- [Set exercise]
From the entries that follow, list every line in which the string "Fraction" appears.

- [Provided entries]
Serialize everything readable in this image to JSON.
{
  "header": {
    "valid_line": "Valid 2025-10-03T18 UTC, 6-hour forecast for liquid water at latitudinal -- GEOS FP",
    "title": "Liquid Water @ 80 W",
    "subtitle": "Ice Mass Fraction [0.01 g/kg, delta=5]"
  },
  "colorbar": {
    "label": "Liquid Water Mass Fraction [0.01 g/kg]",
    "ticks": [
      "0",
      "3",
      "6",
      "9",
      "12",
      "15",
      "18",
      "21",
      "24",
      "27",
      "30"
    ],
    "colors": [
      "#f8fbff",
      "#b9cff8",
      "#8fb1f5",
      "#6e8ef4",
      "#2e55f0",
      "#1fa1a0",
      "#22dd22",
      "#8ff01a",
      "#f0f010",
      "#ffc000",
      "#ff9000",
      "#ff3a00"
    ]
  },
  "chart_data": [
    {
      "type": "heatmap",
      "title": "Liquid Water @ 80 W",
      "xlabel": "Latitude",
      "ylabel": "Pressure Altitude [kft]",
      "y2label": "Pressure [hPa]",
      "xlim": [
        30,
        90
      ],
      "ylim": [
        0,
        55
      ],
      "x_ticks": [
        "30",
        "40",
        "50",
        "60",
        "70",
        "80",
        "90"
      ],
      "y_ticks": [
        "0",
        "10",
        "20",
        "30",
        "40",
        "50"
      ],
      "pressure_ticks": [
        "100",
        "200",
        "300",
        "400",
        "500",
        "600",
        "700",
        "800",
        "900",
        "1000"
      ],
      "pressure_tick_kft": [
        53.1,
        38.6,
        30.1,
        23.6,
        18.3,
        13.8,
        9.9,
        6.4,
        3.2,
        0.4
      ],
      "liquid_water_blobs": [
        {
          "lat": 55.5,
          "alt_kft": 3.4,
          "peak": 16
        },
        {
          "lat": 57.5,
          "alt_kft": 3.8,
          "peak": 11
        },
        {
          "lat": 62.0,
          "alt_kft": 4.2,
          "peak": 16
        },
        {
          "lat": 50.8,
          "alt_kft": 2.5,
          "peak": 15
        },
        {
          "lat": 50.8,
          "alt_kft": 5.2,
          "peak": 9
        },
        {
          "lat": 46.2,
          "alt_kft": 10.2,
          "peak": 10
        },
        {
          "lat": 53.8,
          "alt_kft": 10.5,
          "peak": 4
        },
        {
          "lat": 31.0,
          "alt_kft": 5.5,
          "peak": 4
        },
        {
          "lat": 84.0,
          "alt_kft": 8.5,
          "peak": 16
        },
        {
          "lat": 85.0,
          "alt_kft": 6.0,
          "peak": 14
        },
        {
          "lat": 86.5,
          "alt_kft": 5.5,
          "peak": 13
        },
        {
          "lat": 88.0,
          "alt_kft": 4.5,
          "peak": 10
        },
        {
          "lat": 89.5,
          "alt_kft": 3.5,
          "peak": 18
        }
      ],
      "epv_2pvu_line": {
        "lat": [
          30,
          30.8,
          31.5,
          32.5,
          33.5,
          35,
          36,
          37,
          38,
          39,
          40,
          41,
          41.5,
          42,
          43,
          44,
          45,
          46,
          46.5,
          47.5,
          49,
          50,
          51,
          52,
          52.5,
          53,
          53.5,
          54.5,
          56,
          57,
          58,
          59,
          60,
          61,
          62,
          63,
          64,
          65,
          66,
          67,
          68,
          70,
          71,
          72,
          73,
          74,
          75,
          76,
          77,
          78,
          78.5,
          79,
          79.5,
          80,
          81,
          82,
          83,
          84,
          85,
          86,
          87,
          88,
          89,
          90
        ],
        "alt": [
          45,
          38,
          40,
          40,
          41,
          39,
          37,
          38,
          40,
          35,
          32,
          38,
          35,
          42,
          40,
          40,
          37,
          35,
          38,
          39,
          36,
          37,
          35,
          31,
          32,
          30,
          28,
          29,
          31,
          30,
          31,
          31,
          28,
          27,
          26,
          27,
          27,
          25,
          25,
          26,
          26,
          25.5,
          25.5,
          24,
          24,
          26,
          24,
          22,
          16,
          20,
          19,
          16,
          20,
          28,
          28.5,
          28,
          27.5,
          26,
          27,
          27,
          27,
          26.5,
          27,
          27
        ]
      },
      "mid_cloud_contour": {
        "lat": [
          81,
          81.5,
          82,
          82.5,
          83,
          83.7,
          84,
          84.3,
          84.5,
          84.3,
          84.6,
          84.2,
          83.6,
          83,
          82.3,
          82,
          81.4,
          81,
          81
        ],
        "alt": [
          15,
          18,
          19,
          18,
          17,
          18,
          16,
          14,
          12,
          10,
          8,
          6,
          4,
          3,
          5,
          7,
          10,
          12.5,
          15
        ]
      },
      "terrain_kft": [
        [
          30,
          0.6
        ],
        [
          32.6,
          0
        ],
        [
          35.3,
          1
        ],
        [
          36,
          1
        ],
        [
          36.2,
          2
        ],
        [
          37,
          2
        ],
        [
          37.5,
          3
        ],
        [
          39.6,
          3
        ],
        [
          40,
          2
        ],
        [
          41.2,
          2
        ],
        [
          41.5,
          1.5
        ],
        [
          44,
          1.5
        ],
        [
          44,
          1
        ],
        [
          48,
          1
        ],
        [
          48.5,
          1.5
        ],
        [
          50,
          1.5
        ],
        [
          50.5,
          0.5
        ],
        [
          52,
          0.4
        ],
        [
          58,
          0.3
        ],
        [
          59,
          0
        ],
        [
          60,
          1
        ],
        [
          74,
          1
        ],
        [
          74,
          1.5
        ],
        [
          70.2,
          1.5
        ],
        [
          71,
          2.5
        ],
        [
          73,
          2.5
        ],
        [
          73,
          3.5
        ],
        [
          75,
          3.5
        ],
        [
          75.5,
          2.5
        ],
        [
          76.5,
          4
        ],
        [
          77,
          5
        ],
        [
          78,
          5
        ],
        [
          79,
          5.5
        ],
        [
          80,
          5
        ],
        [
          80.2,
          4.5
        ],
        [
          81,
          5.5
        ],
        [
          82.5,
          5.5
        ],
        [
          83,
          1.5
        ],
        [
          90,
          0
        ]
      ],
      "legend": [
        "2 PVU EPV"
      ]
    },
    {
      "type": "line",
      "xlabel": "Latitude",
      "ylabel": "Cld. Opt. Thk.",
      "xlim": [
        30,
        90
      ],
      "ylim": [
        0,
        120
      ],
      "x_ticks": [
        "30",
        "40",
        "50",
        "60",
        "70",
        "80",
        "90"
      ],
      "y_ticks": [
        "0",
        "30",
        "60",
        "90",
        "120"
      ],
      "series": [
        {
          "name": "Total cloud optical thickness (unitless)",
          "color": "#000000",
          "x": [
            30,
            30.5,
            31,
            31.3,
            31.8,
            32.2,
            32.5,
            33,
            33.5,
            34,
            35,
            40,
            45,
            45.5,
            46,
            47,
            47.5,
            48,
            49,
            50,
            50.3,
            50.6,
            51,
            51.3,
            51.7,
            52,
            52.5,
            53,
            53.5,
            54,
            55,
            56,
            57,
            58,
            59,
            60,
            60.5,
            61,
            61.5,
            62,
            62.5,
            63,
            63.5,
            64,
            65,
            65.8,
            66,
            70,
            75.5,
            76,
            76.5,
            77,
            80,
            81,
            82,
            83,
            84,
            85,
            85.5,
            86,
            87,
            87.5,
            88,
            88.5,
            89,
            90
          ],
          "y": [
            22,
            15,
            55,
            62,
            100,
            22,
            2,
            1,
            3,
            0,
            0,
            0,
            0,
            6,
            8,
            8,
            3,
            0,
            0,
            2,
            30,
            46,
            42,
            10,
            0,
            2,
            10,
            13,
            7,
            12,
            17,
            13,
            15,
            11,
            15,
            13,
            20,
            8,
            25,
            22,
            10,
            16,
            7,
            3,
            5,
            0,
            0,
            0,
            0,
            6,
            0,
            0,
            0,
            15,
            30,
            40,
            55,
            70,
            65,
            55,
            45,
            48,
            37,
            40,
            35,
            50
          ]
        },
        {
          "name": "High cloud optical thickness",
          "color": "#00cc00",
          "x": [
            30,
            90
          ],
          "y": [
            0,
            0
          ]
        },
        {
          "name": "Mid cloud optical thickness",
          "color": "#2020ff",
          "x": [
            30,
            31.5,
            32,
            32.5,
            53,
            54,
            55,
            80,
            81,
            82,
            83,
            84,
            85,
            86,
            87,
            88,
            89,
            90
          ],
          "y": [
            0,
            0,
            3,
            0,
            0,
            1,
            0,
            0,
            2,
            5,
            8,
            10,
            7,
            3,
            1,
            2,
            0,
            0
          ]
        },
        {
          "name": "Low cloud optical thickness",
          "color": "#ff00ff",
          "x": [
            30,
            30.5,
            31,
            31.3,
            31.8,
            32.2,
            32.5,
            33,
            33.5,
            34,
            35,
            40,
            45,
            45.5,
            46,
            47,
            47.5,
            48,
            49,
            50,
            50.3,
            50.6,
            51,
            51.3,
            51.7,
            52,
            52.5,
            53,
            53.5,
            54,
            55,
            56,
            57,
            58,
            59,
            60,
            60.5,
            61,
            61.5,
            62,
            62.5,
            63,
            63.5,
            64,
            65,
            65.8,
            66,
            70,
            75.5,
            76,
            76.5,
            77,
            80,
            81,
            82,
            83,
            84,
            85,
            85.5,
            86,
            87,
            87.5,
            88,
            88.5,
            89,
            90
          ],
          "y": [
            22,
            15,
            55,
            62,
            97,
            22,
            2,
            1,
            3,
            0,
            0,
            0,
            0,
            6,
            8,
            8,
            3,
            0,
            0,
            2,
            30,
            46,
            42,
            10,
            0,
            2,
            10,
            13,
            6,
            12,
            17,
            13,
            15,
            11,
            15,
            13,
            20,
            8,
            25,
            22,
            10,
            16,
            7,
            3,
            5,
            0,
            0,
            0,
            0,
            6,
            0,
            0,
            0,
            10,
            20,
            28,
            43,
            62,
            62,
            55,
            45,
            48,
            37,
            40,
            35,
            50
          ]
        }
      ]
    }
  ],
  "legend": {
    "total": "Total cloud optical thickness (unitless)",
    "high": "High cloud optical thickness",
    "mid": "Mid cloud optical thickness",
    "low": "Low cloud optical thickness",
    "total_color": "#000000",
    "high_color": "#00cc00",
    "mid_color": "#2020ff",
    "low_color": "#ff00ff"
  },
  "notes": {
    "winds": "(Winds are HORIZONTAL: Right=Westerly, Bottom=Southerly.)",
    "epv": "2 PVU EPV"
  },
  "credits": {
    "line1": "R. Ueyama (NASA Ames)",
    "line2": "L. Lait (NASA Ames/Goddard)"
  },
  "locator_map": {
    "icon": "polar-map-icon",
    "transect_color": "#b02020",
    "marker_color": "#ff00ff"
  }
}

- [Response to the task]
    "subtitle": "Ice Mass Fraction [0.01 g/kg, delta=5]"
    "label": "Liquid Water Mass Fraction [0.01 g/kg]",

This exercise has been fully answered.